* _Exercise requirements_:
Using the material below, copy every line where "Time" appears.

begin Data for processing

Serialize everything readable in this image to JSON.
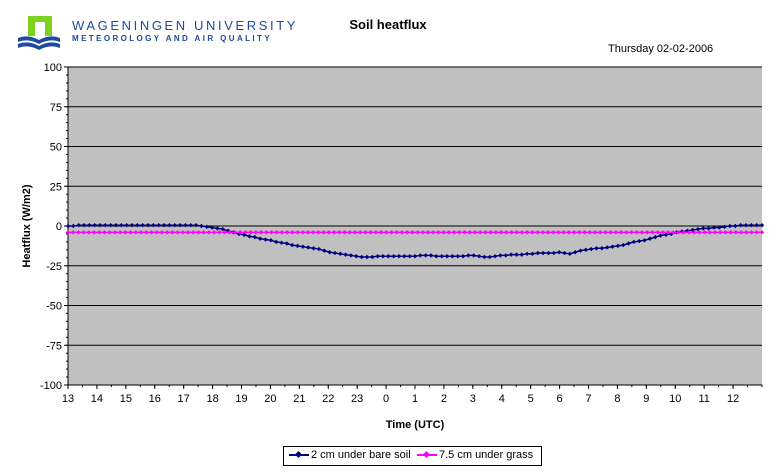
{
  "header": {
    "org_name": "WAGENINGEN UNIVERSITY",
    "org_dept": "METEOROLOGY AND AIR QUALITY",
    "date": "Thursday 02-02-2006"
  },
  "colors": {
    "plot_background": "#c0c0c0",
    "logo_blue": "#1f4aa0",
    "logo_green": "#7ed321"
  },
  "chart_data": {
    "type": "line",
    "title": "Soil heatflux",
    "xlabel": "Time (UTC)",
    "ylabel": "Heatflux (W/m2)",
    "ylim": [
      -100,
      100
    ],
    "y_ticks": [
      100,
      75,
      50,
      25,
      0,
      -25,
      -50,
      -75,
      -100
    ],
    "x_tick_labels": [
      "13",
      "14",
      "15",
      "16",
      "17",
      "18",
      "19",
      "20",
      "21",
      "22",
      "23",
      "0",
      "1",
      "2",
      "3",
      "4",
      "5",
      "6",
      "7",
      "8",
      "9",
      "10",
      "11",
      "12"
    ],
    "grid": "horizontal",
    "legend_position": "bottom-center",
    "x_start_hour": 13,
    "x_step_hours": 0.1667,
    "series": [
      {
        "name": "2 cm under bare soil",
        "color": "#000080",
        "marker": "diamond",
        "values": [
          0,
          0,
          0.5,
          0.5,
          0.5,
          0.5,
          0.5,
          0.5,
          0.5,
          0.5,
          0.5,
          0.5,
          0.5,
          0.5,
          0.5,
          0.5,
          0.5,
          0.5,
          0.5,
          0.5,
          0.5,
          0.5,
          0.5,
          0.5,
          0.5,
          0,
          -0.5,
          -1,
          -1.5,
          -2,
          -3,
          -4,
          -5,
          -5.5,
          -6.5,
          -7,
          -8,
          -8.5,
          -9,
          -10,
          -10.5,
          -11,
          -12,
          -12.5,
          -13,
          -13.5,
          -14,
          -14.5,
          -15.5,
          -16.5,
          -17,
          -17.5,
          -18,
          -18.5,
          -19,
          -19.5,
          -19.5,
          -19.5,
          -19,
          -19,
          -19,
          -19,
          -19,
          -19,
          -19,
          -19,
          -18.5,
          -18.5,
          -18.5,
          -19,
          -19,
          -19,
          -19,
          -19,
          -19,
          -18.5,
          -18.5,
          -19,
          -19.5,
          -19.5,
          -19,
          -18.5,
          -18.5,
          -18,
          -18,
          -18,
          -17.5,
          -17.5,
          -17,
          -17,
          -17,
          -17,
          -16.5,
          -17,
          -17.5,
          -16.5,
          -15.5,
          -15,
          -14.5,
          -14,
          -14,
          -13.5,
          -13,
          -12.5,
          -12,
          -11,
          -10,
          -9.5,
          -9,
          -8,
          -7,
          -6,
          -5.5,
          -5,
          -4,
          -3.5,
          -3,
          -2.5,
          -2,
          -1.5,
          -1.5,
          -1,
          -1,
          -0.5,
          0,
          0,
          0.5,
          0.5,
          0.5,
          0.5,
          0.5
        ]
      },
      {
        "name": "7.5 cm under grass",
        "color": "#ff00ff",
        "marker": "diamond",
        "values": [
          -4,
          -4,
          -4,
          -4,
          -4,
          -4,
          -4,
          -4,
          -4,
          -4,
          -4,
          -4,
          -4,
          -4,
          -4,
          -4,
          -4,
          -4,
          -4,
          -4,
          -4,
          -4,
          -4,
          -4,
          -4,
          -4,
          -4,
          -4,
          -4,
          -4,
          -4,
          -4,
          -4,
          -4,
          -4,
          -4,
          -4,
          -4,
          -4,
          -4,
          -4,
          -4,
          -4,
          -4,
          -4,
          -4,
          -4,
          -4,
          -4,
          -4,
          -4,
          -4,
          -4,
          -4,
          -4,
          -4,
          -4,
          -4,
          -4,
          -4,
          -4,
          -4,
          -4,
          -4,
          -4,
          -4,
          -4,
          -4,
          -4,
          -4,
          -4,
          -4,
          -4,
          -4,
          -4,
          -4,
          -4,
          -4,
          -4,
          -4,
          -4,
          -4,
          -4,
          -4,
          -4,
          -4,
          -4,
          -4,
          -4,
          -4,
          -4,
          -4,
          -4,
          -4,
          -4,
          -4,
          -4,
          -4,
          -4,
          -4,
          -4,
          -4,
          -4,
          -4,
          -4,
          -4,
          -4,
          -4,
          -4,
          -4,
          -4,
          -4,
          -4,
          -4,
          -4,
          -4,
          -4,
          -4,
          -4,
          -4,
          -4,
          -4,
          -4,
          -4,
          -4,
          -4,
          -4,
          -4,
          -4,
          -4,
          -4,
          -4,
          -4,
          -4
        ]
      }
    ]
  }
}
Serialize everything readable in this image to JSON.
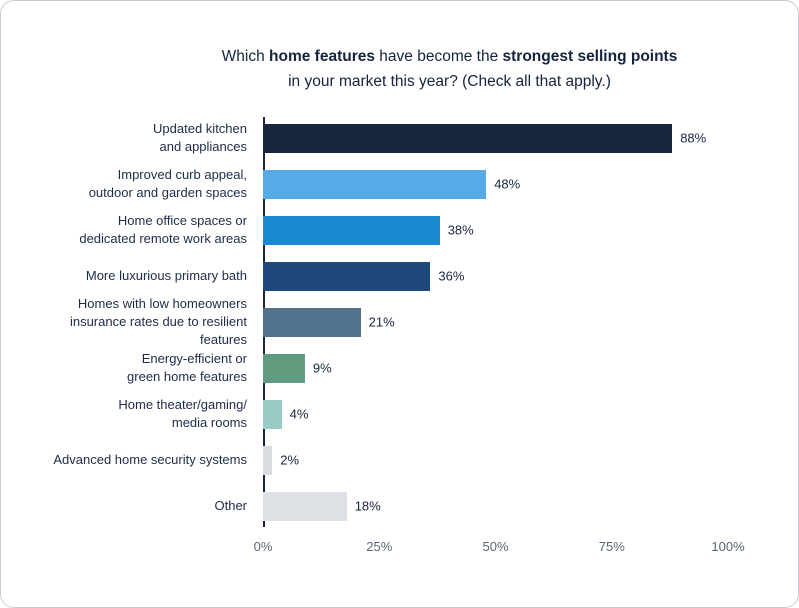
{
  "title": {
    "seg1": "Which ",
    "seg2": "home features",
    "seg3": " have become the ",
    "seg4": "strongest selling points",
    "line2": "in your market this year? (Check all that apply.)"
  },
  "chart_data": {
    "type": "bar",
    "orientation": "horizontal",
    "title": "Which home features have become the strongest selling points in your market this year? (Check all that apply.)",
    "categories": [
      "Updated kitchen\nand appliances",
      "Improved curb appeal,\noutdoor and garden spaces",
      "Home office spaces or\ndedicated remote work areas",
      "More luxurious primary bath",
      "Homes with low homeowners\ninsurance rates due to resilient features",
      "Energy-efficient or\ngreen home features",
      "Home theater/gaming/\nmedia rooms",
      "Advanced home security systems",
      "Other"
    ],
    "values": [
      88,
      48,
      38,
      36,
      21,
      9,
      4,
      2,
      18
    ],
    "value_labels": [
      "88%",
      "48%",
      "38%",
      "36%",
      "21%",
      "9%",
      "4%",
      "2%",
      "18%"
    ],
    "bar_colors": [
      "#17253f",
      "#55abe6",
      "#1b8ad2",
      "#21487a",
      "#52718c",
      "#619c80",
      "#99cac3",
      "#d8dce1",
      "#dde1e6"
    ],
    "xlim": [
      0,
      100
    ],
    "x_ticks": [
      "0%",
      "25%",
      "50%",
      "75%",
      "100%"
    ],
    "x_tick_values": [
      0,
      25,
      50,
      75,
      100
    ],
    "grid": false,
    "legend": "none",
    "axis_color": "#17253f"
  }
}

end Data for processing
begin Data for processing

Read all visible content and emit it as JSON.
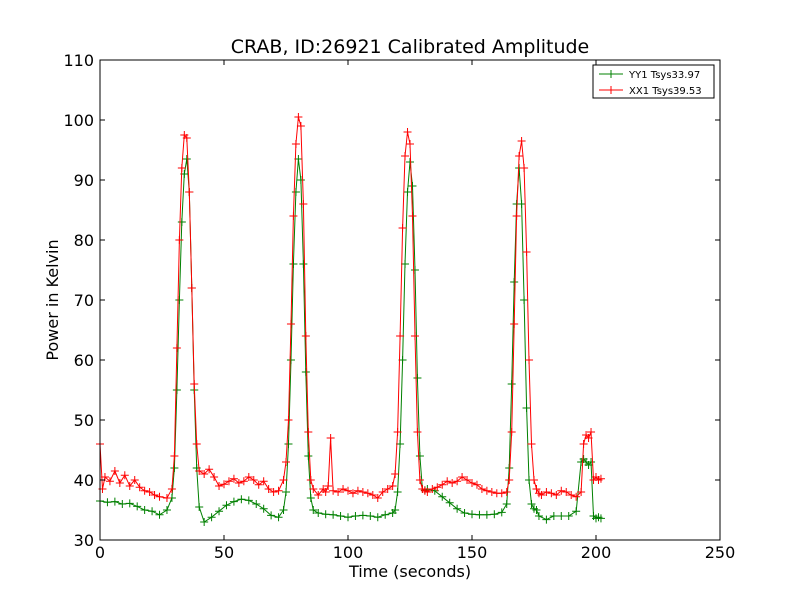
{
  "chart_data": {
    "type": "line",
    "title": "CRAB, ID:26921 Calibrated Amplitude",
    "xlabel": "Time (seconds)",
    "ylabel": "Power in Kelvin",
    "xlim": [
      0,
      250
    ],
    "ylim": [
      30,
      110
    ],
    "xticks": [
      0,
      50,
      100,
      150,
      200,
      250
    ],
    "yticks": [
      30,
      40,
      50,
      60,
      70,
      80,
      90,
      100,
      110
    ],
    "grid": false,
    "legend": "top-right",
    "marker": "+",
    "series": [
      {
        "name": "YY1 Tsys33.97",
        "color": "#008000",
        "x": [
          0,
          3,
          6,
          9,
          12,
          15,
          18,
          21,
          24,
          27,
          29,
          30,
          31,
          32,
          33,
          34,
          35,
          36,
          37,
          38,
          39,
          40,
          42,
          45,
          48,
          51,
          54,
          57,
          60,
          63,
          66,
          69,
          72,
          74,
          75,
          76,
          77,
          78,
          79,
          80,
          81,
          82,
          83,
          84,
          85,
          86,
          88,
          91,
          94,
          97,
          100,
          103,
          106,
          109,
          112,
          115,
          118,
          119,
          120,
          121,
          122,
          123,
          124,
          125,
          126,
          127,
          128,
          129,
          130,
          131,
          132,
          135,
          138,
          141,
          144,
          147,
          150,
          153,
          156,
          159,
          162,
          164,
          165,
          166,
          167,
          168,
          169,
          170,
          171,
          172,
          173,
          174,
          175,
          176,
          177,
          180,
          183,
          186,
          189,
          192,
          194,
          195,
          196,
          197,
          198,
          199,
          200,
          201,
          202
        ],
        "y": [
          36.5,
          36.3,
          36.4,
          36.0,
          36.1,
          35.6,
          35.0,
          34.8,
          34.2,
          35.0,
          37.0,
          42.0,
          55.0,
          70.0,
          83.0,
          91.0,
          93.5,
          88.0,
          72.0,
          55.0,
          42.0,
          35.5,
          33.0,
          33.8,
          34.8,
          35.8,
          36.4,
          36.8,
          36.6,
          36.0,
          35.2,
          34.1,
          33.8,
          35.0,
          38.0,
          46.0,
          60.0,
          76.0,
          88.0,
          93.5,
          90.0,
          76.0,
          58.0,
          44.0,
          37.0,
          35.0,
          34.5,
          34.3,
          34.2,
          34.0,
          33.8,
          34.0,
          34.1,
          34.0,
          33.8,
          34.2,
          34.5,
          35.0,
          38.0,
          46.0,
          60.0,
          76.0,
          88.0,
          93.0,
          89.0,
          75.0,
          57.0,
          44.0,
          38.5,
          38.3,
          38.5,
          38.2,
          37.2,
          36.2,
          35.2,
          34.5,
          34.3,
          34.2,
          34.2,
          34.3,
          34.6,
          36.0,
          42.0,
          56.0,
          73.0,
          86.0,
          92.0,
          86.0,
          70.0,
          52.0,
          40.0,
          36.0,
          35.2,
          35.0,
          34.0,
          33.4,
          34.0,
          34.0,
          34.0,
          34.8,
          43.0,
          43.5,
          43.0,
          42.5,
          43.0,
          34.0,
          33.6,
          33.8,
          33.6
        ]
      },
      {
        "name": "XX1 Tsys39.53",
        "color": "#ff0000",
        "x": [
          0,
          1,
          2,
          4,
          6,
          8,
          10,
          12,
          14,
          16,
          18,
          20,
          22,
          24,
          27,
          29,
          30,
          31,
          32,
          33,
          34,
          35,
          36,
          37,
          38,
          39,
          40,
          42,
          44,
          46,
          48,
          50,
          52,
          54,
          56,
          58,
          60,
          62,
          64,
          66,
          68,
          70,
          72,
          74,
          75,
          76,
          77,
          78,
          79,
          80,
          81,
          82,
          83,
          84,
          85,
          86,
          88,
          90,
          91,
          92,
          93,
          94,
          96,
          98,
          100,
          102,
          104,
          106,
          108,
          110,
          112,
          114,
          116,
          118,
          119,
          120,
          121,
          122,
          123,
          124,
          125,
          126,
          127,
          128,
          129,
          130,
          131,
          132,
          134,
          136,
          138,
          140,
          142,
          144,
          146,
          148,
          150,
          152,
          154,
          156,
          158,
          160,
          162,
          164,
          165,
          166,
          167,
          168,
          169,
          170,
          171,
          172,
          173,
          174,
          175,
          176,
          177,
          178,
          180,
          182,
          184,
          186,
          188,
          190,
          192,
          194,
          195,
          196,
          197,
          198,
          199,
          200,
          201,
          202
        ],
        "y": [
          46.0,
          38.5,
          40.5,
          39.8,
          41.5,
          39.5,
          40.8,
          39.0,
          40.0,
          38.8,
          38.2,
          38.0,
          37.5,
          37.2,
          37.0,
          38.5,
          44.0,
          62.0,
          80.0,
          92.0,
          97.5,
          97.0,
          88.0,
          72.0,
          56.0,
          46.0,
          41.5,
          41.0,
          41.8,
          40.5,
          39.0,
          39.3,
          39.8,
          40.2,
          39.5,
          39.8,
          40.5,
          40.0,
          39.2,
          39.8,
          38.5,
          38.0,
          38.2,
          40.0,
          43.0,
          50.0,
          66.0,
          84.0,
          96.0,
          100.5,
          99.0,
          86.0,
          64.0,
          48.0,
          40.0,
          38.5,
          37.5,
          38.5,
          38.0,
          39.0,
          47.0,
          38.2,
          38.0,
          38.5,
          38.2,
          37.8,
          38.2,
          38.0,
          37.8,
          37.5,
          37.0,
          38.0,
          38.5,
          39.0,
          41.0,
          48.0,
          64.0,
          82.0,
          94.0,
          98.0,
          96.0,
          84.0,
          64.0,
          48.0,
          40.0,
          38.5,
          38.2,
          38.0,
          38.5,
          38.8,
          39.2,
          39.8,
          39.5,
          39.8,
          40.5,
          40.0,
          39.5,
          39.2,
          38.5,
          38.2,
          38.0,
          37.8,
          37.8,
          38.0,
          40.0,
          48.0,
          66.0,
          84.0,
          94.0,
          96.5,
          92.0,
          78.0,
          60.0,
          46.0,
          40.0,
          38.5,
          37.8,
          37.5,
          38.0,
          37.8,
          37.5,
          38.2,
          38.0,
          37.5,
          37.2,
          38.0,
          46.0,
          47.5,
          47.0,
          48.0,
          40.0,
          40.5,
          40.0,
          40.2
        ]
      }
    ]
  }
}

end Data for processing
begin Data for processing

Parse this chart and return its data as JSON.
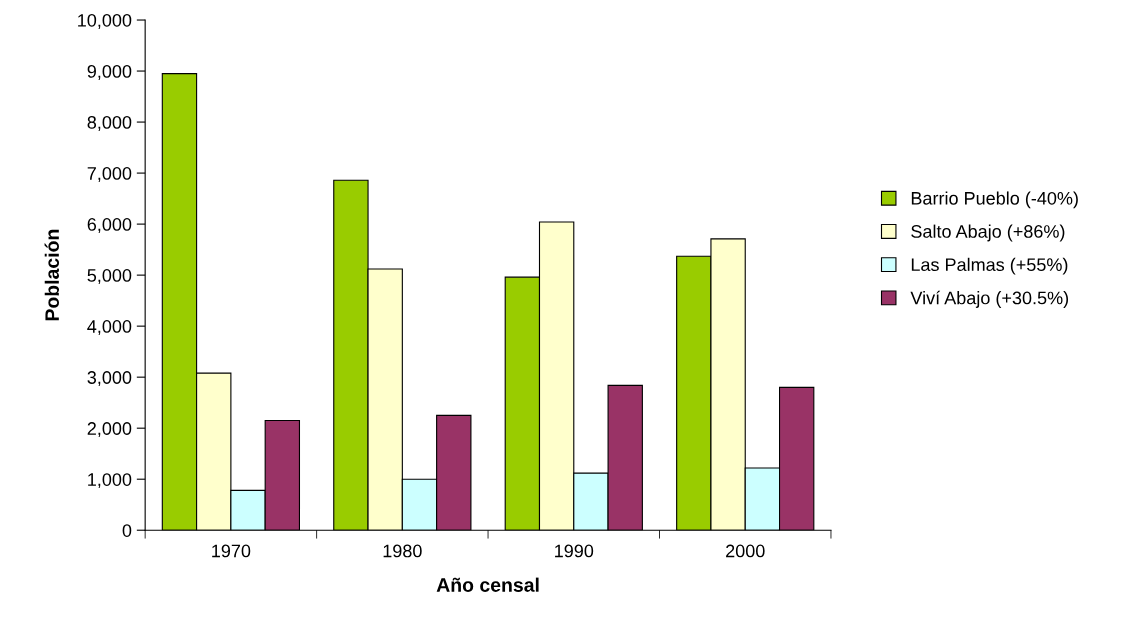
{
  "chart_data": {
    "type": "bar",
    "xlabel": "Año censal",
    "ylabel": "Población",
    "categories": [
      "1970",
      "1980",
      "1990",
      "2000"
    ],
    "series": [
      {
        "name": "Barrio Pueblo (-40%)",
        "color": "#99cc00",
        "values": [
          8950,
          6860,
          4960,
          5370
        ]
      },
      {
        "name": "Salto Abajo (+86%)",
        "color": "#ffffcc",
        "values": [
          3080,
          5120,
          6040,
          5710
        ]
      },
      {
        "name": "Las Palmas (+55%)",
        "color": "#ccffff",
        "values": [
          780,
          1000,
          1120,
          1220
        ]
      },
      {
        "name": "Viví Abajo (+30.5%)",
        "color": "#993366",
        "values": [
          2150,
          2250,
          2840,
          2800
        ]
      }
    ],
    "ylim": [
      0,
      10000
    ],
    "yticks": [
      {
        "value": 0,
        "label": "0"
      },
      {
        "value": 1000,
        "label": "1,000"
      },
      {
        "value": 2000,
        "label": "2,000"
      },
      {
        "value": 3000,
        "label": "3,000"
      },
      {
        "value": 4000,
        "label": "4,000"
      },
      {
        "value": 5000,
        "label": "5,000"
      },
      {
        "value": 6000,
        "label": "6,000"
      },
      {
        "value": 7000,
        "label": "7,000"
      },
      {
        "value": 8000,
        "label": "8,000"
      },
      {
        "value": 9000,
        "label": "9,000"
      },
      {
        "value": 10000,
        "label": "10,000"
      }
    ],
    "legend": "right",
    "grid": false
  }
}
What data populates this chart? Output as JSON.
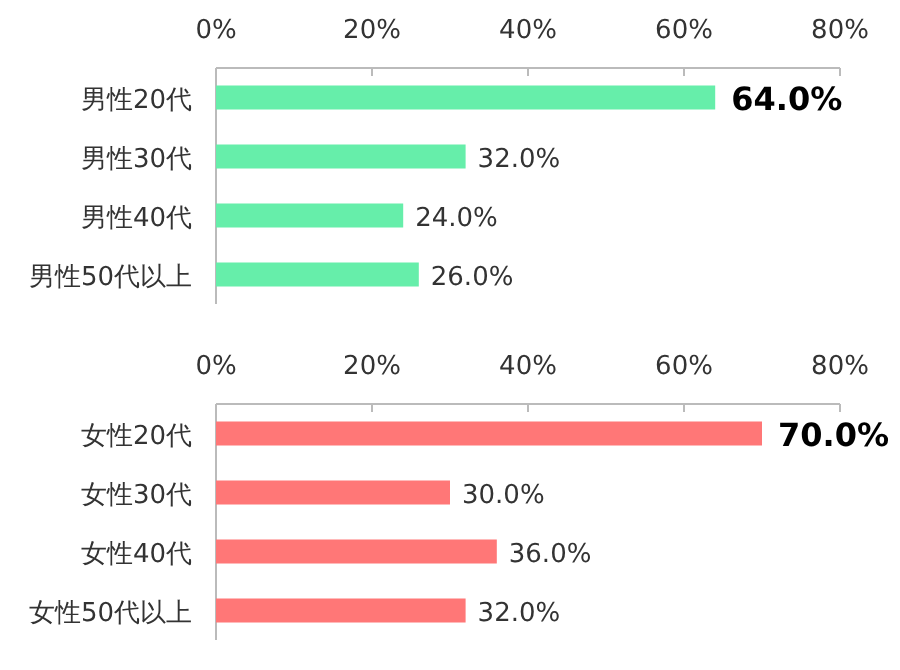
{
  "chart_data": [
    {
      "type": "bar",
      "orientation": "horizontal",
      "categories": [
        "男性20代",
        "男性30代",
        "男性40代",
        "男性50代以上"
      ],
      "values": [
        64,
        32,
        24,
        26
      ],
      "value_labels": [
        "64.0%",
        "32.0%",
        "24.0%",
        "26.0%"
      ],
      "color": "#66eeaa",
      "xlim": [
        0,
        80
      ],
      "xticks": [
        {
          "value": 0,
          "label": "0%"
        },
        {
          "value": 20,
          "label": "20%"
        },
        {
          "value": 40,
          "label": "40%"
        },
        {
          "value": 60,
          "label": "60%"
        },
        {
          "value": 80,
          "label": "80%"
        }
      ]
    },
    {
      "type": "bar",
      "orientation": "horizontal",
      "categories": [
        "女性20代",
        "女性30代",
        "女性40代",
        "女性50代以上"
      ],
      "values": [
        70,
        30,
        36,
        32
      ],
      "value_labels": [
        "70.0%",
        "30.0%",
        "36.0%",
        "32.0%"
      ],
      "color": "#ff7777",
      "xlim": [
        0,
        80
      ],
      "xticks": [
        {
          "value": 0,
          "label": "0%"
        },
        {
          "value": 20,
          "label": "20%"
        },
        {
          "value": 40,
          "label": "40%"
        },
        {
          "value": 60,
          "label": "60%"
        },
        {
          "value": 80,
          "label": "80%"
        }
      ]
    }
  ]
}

end Data for processing

* _Written answer_:
    "xlabel": "Time (UTC)",
    "xlabel": "Time (seconds)",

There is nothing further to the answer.